TASK DETAILS:
Where a line contains the word "MATURITY", copy that line in full.

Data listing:
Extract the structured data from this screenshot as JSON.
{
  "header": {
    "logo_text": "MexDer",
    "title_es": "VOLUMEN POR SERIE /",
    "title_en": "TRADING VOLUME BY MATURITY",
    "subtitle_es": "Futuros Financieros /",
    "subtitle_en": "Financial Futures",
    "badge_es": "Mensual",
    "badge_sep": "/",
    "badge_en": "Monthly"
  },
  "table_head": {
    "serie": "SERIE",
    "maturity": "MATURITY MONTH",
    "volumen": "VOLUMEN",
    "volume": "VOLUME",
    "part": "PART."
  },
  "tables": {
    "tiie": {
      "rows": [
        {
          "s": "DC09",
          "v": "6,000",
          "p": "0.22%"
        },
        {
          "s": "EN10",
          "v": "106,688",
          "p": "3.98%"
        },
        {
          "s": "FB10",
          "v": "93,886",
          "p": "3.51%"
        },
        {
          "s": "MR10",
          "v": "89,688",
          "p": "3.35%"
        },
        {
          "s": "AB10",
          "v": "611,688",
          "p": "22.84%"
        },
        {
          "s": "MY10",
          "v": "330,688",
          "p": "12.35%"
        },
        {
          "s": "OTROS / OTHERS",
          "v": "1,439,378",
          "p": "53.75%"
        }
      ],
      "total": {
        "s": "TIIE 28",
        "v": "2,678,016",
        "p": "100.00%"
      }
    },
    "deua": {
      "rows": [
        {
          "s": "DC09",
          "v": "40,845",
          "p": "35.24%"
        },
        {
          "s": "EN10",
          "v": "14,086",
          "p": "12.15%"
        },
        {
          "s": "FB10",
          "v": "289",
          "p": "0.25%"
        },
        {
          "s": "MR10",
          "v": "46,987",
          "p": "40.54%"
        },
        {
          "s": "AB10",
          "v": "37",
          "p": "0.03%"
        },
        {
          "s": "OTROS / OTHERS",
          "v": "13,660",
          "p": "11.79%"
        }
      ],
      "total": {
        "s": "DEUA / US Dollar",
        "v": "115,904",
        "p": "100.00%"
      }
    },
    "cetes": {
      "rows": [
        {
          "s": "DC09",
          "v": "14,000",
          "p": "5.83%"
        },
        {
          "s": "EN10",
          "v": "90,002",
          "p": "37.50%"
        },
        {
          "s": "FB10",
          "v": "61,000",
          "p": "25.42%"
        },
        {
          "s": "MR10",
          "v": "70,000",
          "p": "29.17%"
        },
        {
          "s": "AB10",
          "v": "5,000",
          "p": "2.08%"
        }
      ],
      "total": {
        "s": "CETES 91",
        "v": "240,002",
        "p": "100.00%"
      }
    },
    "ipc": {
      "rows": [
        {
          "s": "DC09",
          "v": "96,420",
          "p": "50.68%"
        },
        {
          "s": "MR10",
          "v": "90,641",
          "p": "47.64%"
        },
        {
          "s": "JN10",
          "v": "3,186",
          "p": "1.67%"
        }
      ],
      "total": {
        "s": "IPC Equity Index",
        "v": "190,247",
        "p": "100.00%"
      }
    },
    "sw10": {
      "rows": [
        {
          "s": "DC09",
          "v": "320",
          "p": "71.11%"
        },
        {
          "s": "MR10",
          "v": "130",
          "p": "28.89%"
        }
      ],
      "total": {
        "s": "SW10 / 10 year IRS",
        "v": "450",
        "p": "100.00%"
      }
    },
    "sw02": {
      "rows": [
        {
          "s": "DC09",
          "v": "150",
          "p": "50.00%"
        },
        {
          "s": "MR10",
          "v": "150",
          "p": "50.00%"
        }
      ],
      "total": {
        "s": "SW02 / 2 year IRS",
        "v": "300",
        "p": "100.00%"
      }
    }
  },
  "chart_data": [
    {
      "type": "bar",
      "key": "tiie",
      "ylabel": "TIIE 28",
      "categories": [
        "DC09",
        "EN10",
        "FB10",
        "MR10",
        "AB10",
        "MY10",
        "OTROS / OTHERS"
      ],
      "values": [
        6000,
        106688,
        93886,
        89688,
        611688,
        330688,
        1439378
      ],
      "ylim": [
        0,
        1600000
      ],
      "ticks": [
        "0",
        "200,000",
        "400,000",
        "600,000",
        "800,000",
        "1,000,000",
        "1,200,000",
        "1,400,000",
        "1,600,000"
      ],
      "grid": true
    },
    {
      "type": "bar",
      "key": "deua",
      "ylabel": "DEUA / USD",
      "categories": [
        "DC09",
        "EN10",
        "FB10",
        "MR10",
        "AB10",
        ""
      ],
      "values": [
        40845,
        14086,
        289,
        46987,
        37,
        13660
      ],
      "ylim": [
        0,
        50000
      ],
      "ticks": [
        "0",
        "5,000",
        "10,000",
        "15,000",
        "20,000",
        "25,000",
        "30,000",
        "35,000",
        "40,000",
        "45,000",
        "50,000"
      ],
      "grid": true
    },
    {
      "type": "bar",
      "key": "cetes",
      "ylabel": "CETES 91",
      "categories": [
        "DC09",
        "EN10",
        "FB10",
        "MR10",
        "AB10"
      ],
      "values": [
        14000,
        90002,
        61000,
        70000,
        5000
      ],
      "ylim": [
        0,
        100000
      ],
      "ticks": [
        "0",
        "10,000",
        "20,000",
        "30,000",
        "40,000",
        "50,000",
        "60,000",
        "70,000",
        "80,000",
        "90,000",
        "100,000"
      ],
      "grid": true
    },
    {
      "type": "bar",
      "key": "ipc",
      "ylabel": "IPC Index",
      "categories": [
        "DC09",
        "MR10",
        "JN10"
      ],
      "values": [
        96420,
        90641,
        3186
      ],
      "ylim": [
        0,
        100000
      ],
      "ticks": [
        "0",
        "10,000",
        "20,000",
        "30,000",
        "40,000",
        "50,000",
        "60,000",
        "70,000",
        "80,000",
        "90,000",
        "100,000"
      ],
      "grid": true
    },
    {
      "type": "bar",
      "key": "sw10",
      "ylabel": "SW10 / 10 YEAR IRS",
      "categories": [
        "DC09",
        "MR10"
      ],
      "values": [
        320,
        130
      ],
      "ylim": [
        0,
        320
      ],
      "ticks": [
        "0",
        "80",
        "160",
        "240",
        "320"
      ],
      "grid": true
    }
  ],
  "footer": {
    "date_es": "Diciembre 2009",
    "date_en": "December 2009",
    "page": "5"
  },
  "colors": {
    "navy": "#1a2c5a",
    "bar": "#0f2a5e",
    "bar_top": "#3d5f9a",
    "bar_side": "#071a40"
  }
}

THE RESULT:
    "title_en": "TRADING VOLUME BY MATURITY",
    "maturity": "MATURITY MONTH",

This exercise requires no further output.